======== DATASET RECORDS

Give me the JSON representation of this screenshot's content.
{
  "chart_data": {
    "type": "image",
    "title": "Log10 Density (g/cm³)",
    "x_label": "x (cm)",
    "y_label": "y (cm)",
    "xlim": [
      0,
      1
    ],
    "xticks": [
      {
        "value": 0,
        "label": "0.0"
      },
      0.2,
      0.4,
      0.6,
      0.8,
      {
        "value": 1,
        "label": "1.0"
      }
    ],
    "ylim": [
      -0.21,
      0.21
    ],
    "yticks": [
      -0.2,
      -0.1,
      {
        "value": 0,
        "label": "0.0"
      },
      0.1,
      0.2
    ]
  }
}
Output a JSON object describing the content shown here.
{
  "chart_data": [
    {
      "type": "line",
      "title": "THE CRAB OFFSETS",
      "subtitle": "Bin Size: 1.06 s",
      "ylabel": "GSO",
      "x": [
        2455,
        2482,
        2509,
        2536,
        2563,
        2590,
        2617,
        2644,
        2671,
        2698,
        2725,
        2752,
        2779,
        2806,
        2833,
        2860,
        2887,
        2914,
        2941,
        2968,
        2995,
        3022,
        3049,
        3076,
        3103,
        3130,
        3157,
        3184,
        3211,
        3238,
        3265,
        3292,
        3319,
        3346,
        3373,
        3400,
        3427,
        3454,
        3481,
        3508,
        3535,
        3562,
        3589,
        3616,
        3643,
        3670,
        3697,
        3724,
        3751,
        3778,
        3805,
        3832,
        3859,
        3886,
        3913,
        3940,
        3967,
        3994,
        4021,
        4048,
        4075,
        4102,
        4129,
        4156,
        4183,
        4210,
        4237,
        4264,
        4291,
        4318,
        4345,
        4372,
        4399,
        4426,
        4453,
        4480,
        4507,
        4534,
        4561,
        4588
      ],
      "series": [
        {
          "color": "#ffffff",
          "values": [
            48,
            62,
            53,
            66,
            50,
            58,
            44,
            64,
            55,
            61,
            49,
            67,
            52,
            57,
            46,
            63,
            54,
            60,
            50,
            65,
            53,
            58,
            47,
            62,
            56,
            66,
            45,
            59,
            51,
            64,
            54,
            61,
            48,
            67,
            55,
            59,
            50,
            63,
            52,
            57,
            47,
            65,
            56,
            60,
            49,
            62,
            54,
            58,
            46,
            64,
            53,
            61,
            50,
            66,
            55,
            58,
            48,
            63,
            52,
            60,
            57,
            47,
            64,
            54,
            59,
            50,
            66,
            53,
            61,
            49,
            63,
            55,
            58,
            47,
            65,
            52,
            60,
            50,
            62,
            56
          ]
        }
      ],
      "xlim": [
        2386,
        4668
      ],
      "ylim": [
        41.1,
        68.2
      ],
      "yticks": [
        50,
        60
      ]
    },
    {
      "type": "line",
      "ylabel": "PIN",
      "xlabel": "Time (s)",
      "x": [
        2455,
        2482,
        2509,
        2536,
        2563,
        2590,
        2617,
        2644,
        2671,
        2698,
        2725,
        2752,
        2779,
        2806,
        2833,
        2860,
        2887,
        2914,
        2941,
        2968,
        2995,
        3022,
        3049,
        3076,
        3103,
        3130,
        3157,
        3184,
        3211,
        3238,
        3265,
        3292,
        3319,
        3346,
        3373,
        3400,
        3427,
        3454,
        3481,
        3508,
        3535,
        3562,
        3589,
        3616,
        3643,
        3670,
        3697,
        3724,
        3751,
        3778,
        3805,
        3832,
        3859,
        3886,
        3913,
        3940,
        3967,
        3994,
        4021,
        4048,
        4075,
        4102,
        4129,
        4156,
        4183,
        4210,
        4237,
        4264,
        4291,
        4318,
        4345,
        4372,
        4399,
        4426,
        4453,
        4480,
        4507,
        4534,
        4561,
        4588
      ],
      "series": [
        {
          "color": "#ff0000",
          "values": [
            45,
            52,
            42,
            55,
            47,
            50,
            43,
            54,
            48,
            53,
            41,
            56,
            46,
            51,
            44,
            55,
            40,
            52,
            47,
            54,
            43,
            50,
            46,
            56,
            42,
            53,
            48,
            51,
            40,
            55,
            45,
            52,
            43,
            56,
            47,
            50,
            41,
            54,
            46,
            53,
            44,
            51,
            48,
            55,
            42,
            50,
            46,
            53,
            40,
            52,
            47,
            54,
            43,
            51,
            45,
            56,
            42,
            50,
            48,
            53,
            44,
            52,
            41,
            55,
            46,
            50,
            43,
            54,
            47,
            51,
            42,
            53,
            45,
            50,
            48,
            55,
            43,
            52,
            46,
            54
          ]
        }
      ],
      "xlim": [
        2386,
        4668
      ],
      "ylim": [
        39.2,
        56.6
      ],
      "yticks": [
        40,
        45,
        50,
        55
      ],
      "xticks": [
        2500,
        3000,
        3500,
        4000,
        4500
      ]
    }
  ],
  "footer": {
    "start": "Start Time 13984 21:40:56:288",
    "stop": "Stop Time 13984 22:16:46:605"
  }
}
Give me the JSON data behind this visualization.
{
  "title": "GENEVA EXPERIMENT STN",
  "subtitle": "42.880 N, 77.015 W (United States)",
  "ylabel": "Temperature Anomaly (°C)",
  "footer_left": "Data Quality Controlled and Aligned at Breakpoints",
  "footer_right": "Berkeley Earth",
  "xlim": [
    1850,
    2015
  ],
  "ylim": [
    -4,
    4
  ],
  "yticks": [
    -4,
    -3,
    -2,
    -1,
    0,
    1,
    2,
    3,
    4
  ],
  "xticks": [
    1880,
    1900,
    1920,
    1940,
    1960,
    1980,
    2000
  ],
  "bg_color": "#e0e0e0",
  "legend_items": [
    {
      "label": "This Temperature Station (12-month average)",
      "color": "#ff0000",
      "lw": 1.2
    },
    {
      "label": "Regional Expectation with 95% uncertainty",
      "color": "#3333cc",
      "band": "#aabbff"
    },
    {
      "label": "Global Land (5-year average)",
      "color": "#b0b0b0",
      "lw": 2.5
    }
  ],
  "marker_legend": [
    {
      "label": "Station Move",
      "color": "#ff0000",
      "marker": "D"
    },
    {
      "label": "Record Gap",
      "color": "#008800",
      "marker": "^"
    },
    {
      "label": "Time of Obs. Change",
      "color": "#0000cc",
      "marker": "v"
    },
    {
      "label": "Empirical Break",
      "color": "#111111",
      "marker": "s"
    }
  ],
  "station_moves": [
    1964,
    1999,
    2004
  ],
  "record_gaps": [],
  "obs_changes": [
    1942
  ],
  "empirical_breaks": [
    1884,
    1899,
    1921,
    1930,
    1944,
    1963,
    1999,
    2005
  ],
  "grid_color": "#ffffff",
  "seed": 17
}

================

Make an exact copy of the listing, including every line.

OUTPUT OF THE TASK –
Give me the JSON representation of this screenshot's content.
{
  "chart_data": {
    "type": "image",
    "title": "Log10 Density (g/cm³)",
    "x_label": "x (cm)",
    "y_label": "y (cm)",
    "xlim": [
      0,
      1
    ],
    "xticks": [
      {
        "value": 0,
        "label": "0.0"
      },
      0.2,
      0.4,
      0.6,
      0.8,
      {
        "value": 1,
        "label": "1.0"
      }
    ],
    "ylim": [
      -0.21,
      0.21
    ],
    "yticks": [
      -0.2,
      -0.1,
      {
        "value": 0,
        "label": "0.0"
      },
      0.1,
      0.2
    ]
  }
}
Output a JSON object describing the content shown here.
{
  "chart_data": [
    {
      "type": "line",
      "title": "THE CRAB OFFSETS",
      "subtitle": "Bin Size: 1.06 s",
      "ylabel": "GSO",
      "x": [
        2455,
        2482,
        2509,
        2536,
        2563,
        2590,
        2617,
        2644,
        2671,
        2698,
        2725,
        2752,
        2779,
        2806,
        2833,
        2860,
        2887,
        2914,
        2941,
        2968,
        2995,
        3022,
        3049,
        3076,
        3103,
        3130,
        3157,
        3184,
        3211,
        3238,
        3265,
        3292,
        3319,
        3346,
        3373,
        3400,
        3427,
        3454,
        3481,
        3508,
        3535,
        3562,
        3589,
        3616,
        3643,
        3670,
        3697,
        3724,
        3751,
        3778,
        3805,
        3832,
        3859,
        3886,
        3913,
        3940,
        3967,
        3994,
        4021,
        4048,
        4075,
        4102,
        4129,
        4156,
        4183,
        4210,
        4237,
        4264,
        4291,
        4318,
        4345,
        4372,
        4399,
        4426,
        4453,
        4480,
        4507,
        4534,
        4561,
        4588
      ],
      "series": [
        {
          "color": "#ffffff",
          "values": [
            48,
            62,
            53,
            66,
            50,
            58,
            44,
            64,
            55,
            61,
            49,
            67,
            52,
            57,
            46,
            63,
            54,
            60,
            50,
            65,
            53,
            58,
            47,
            62,
            56,
            66,
            45,
            59,
            51,
            64,
            54,
            61,
            48,
            67,
            55,
            59,
            50,
            63,
            52,
            57,
            47,
            65,
            56,
            60,
            49,
            62,
            54,
            58,
            46,
            64,
            53,
            61,
            50,
            66,
            55,
            58,
            48,
            63,
            52,
            60,
            57,
            47,
            64,
            54,
            59,
            50,
            66,
            53,
            61,
            49,
            63,
            55,
            58,
            47,
            65,
            52,
            60,
            50,
            62,
            56
          ]
        }
      ],
      "xlim": [
        2386,
        4668
      ],
      "ylim": [
        41.1,
        68.2
      ],
      "yticks": [
        50,
        60
      ]
    },
    {
      "type": "line",
      "ylabel": "PIN",
      "xlabel": "Time (s)",
      "x": [
        2455,
        2482,
        2509,
        2536,
        2563,
        2590,
        2617,
        2644,
        2671,
        2698,
        2725,
        2752,
        2779,
        2806,
        2833,
        2860,
        2887,
        2914,
        2941,
        2968,
        2995,
        3022,
        3049,
        3076,
        3103,
        3130,
        3157,
        3184,
        3211,
        3238,
        3265,
        3292,
        3319,
        3346,
        3373,
        3400,
        3427,
        3454,
        3481,
        3508,
        3535,
        3562,
        3589,
        3616,
        3643,
        3670,
        3697,
        3724,
        3751,
        3778,
        3805,
        3832,
        3859,
        3886,
        3913,
        3940,
        3967,
        3994,
        4021,
        4048,
        4075,
        4102,
        4129,
        4156,
        4183,
        4210,
        4237,
        4264,
        4291,
        4318,
        4345,
        4372,
        4399,
        4426,
        4453,
        4480,
        4507,
        4534,
        4561,
        4588
      ],
      "series": [
        {
          "color": "#ff0000",
          "values": [
            45,
            52,
            42,
            55,
            47,
            50,
            43,
            54,
            48,
            53,
            41,
            56,
            46,
            51,
            44,
            55,
            40,
            52,
            47,
            54,
            43,
            50,
            46,
            56,
            42,
            53,
            48,
            51,
            40,
            55,
            45,
            52,
            43,
            56,
            47,
            50,
            41,
            54,
            46,
            53,
            44,
            51,
            48,
            55,
            42,
            50,
            46,
            53,
            40,
            52,
            47,
            54,
            43,
            51,
            45,
            56,
            42,
            50,
            48,
            53,
            44,
            52,
            41,
            55,
            46,
            50,
            43,
            54,
            47,
            51,
            42,
            53,
            45,
            50,
            48,
            55,
            43,
            52,
            46,
            54
          ]
        }
      ],
      "xlim": [
        2386,
        4668
      ],
      "ylim": [
        39.2,
        56.6
      ],
      "yticks": [
        40,
        45,
        50,
        55
      ],
      "xticks": [
        2500,
        3000,
        3500,
        4000,
        4500
      ]
    }
  ],
  "footer": {
    "start": "Start Time 13984 21:40:56:288",
    "stop": "Stop Time 13984 22:16:46:605"
  }
}
Give me the JSON data behind this visualization.
{
  "title": "GENEVA EXPERIMENT STN",
  "subtitle": "42.880 N, 77.015 W (United States)",
  "ylabel": "Temperature Anomaly (°C)",
  "footer_left": "Data Quality Controlled and Aligned at Breakpoints",
  "footer_right": "Berkeley Earth",
  "xlim": [
    1850,
    2015
  ],
  "ylim": [
    -4,
    4
  ],
  "yticks": [
    -4,
    -3,
    -2,
    -1,
    0,
    1,
    2,
    3,
    4
  ],
  "xticks": [
    1880,
    1900,
    1920,
    1940,
    1960,
    1980,
    2000
  ],
  "bg_color": "#e0e0e0",
  "legend_items": [
    {
      "label": "This Temperature Station (12-month average)",
      "color": "#ff0000",
      "lw": 1.2
    },
    {
      "label": "Regional Expectation with 95% uncertainty",
      "color": "#3333cc",
      "band": "#aabbff"
    },
    {
      "label": "Global Land (5-year average)",
      "color": "#b0b0b0",
      "lw": 2.5
    }
  ],
  "marker_legend": [
    {
      "label": "Station Move",
      "color": "#ff0000",
      "marker": "D"
    },
    {
      "label": "Record Gap",
      "color": "#008800",
      "marker": "^"
    },
    {
      "label": "Time of Obs. Change",
      "color": "#0000cc",
      "marker": "v"
    },
    {
      "label": "Empirical Break",
      "color": "#111111",
      "marker": "s"
    }
  ],
  "station_moves": [
    1964,
    1999,
    2004
  ],
  "record_gaps": [],
  "obs_changes": [
    1942
  ],
  "empirical_breaks": [
    1884,
    1899,
    1921,
    1930,
    1944,
    1963,
    1999,
    2005
  ],
  "grid_color": "#ffffff",
  "seed": 17
}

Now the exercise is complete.